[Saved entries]
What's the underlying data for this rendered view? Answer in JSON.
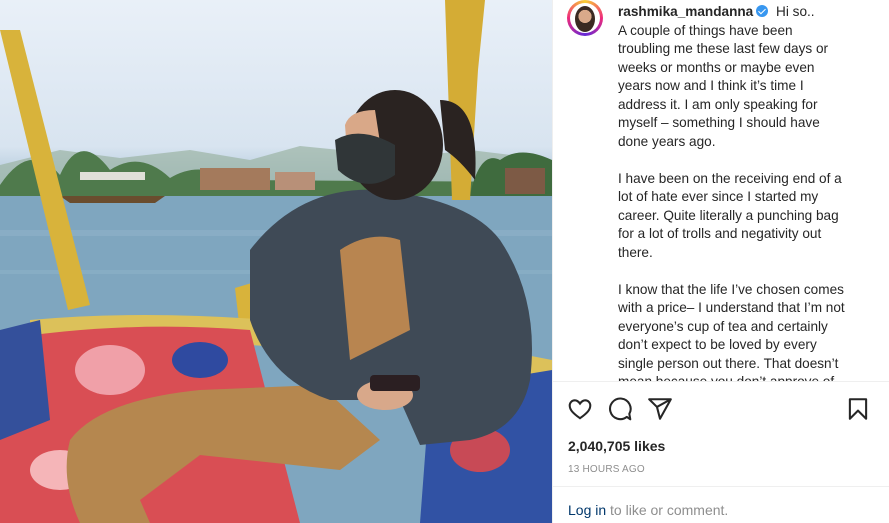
{
  "post": {
    "username": "rashmika_mandanna",
    "verified": true,
    "caption_lead": "Hi so..",
    "caption_paragraphs": [
      "A couple of things have been troubling me these last few days or weeks or months or maybe even years now and I think it’s time I address it. I am only speaking for myself – something I should have done years ago.",
      "I have been on the receiving end of a lot of hate ever since I started my career. Quite literally a punching bag for a lot of trolls and negativity out there.",
      "I know that the life I’ve chosen comes with a price– I understand that I’m not everyone’s cup of tea and certainly don’t expect to be loved by every single person out there. That doesn’t mean because you don’t approve of"
    ],
    "likes": "2,040,705 likes",
    "timestamp": "13 HOURS AGO",
    "login_link": "Log in",
    "login_rest": " to like or comment."
  },
  "icons": {
    "like": "heart-icon",
    "comment": "comment-icon",
    "share": "paper-plane-icon",
    "save": "bookmark-icon",
    "verified": "verified-badge-icon"
  },
  "colors": {
    "text": "#262626",
    "secondary": "#8e8e8e",
    "link": "#00376b",
    "verified": "#3897f0",
    "divider": "#efefef"
  }
}
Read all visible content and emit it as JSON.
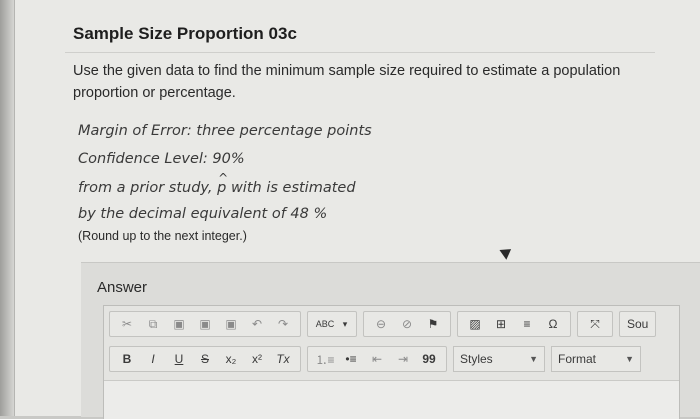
{
  "question": {
    "title": "Sample Size Proportion 03c",
    "prompt": "Use the given data to find the minimum sample size required to estimate a population proportion or percentage.",
    "margin_of_error": "Margin of Error: three percentage points",
    "confidence_level": "Confidence Level: 90%",
    "prior_study_prefix": "from a prior study,",
    "p_symbol": "p",
    "hat_symbol": "^",
    "prior_study_suffix": "with is estimated",
    "decimal_line": "by the decimal equivalent of 48 %",
    "note": "(Round up to the next integer.)"
  },
  "answer": {
    "label": "Answer",
    "toolbar1": {
      "cut": "✂",
      "copy": "⧉",
      "paste": "▣",
      "paste_text": "▣",
      "paste_word": "▣",
      "undo": "↶",
      "redo": "↷",
      "spellcheck": "ABC",
      "spell_caret": "▾",
      "link": "⊖",
      "unlink": "⊘",
      "anchor": "⚑",
      "image": "▨",
      "table": "⊞",
      "hr": "≡",
      "special_char": "Ω",
      "maximize": "⤧",
      "source": "Sou"
    },
    "toolbar2": {
      "bold": "B",
      "italic": "I",
      "underline": "U",
      "strike": "S",
      "subscript": "x₂",
      "superscript": "x²",
      "remove_format": "Tx",
      "numbered_list": "⒈≡",
      "bullet_list": "•≡",
      "outdent": "⇤",
      "indent": "⇥",
      "blockquote": "99",
      "styles": "Styles",
      "format": "Format"
    }
  }
}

What is being asked: Using the material above, return every line exactly as it appears, minus the pictures.

Written solution:
What's the underlying data for this rendered view? Answer in JSON.
{
  "post": {
    "username": "rashmika_mandanna",
    "verified": true,
    "caption_lead": "Hi so..",
    "caption_paragraphs": [
      "A couple of things have been troubling me these last few days or weeks or months or maybe even years now and I think it’s time I address it. I am only speaking for myself – something I should have done years ago.",
      "I have been on the receiving end of a lot of hate ever since I started my career. Quite literally a punching bag for a lot of trolls and negativity out there.",
      "I know that the life I’ve chosen comes with a price– I understand that I’m not everyone’s cup of tea and certainly don’t expect to be loved by every single person out there. That doesn’t mean because you don’t approve of"
    ],
    "likes": "2,040,705 likes",
    "timestamp": "13 HOURS AGO",
    "login_link": "Log in",
    "login_rest": " to like or comment."
  },
  "icons": {
    "like": "heart-icon",
    "comment": "comment-icon",
    "share": "paper-plane-icon",
    "save": "bookmark-icon",
    "verified": "verified-badge-icon"
  },
  "colors": {
    "text": "#262626",
    "secondary": "#8e8e8e",
    "link": "#00376b",
    "verified": "#3897f0",
    "divider": "#efefef"
  }
}
Read all visible content and emit it as JSON.
{
  "question": {
    "title": "Sample Size Proportion 03c",
    "prompt": "Use the given data to find the minimum sample size required to estimate a population proportion or percentage.",
    "margin_of_error": "Margin of Error: three percentage points",
    "confidence_level": "Confidence Level: 90%",
    "prior_study_prefix": "from a prior study,",
    "p_symbol": "p",
    "hat_symbol": "^",
    "prior_study_suffix": "with is estimated",
    "decimal_line": "by the decimal equivalent of 48 %",
    "note": "(Round up to the next integer.)"
  },
  "answer": {
    "label": "Answer",
    "toolbar1": {
      "cut": "✂",
      "copy": "⧉",
      "paste": "▣",
      "paste_text": "▣",
      "paste_word": "▣",
      "undo": "↶",
      "redo": "↷",
      "spellcheck": "ABC",
      "spell_caret": "▾",
      "link": "⊖",
      "unlink": "⊘",
      "anchor": "⚑",
      "image": "▨",
      "table": "⊞",
      "hr": "≡",
      "special_char": "Ω",
      "maximize": "⤧",
      "source": "Sou"
    },
    "toolbar2": {
      "bold": "B",
      "italic": "I",
      "underline": "U",
      "strike": "S",
      "subscript": "x₂",
      "superscript": "x²",
      "remove_format": "Tx",
      "numbered_list": "⒈≡",
      "bullet_list": "•≡",
      "outdent": "⇤",
      "indent": "⇥",
      "blockquote": "99",
      "styles": "Styles",
      "format": "Format"
    }
  }
}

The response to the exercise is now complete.